### PROBLEM
Your task is to output the listing word for word, with pictures excluded.

* start *

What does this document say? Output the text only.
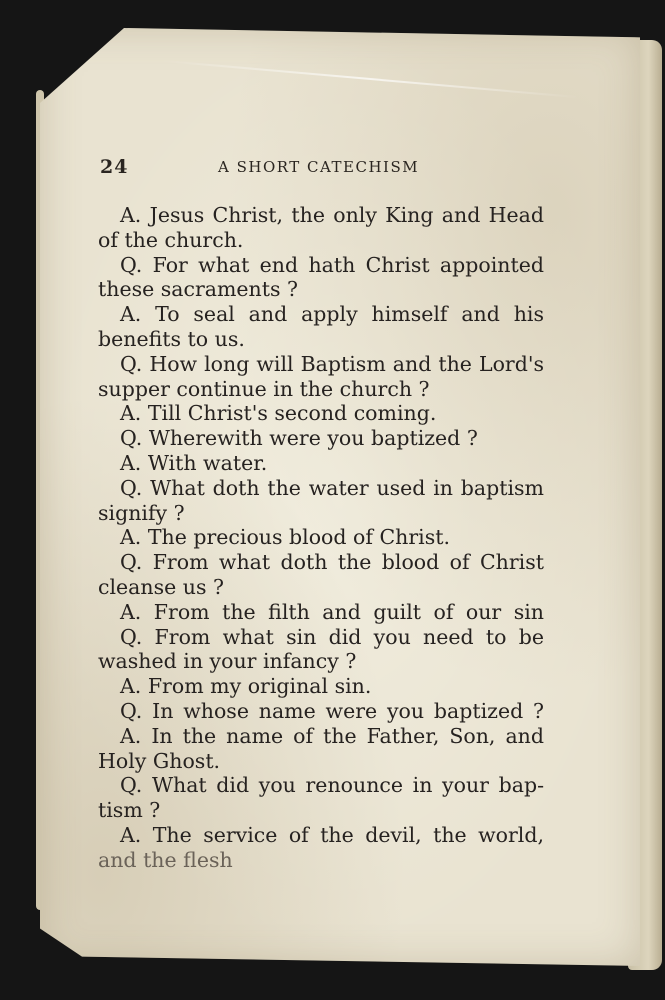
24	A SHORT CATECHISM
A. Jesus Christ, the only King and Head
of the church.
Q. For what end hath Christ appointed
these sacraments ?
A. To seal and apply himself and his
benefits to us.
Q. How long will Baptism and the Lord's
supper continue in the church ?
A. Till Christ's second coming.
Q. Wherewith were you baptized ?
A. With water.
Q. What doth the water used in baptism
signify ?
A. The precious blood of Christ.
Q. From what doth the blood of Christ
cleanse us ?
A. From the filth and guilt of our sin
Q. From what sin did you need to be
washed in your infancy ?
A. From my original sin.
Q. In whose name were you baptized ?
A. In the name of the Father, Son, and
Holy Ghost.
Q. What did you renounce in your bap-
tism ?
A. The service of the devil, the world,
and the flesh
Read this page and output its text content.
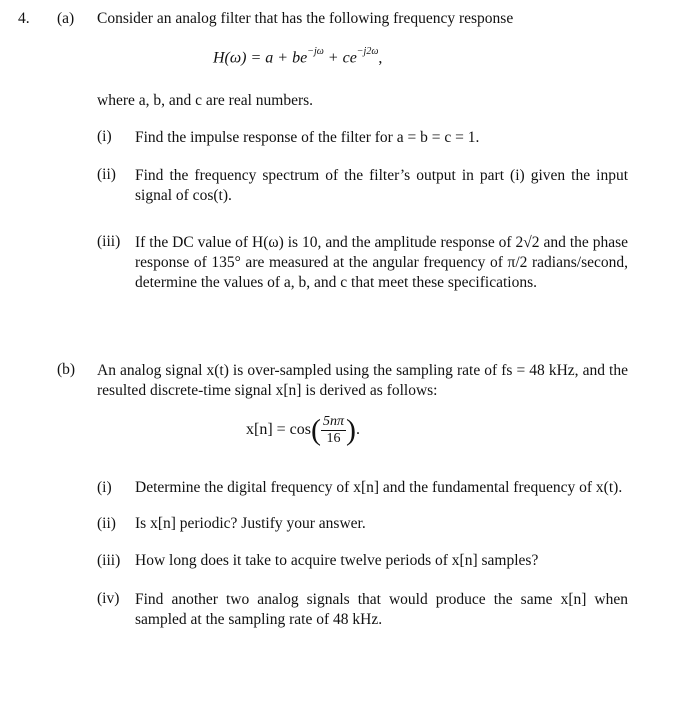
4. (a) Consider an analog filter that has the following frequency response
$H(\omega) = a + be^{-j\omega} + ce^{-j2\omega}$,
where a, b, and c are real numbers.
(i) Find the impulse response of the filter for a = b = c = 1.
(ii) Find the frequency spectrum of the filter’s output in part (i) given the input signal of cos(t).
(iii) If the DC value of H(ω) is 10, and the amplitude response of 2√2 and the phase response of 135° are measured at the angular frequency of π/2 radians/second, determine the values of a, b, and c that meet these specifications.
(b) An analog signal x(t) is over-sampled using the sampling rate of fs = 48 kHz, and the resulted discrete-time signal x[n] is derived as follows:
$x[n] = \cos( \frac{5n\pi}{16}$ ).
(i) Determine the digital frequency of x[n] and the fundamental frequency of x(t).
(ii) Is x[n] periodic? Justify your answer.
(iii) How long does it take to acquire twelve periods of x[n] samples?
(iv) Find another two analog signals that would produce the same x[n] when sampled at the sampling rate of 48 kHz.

* end *

### COMPLETE ANSWER
What does this document say? Output the text only.
24	A SHORT CATECHISM
A. Jesus Christ, the only King and Head
of the church.
Q. For what end hath Christ appointed
these sacraments ?
A. To seal and apply himself and his
benefits to us.
Q. How long will Baptism and the Lord's
supper continue in the church ?
A. Till Christ's second coming.
Q. Wherewith were you baptized ?
A. With water.
Q. What doth the water used in baptism
signify ?
A. The precious blood of Christ.
Q. From what doth the blood of Christ
cleanse us ?
A. From the filth and guilt of our sin
Q. From what sin did you need to be
washed in your infancy ?
A. From my original sin.
Q. In whose name were you baptized ?
A. In the name of the Father, Son, and
Holy Ghost.
Q. What did you renounce in your bap-
tism ?
A. The service of the devil, the world,
and the flesh
Read this page and output its text content.
4. (a) Consider an analog filter that has the following frequency response
$H(\omega) = a + be^{-j\omega} + ce^{-j2\omega}$,
where a, b, and c are real numbers.
(i) Find the impulse response of the filter for a = b = c = 1.
(ii) Find the frequency spectrum of the filter’s output in part (i) given the input signal of cos(t).
(iii) If the DC value of H(ω) is 10, and the amplitude response of 2√2 and the phase response of 135° are measured at the angular frequency of π/2 radians/second, determine the values of a, b, and c that meet these specifications.
(b) An analog signal x(t) is over-sampled using the sampling rate of fs = 48 kHz, and the resulted discrete-time signal x[n] is derived as follows:
$x[n] = \cos( \frac{5n\pi}{16}$ ).
(i) Determine the digital frequency of x[n] and the fundamental frequency of x(t).
(ii) Is x[n] periodic? Justify your answer.
(iii) How long does it take to acquire twelve periods of x[n] samples?
(iv) Find another two analog signals that would produce the same x[n] when sampled at the sampling rate of 48 kHz.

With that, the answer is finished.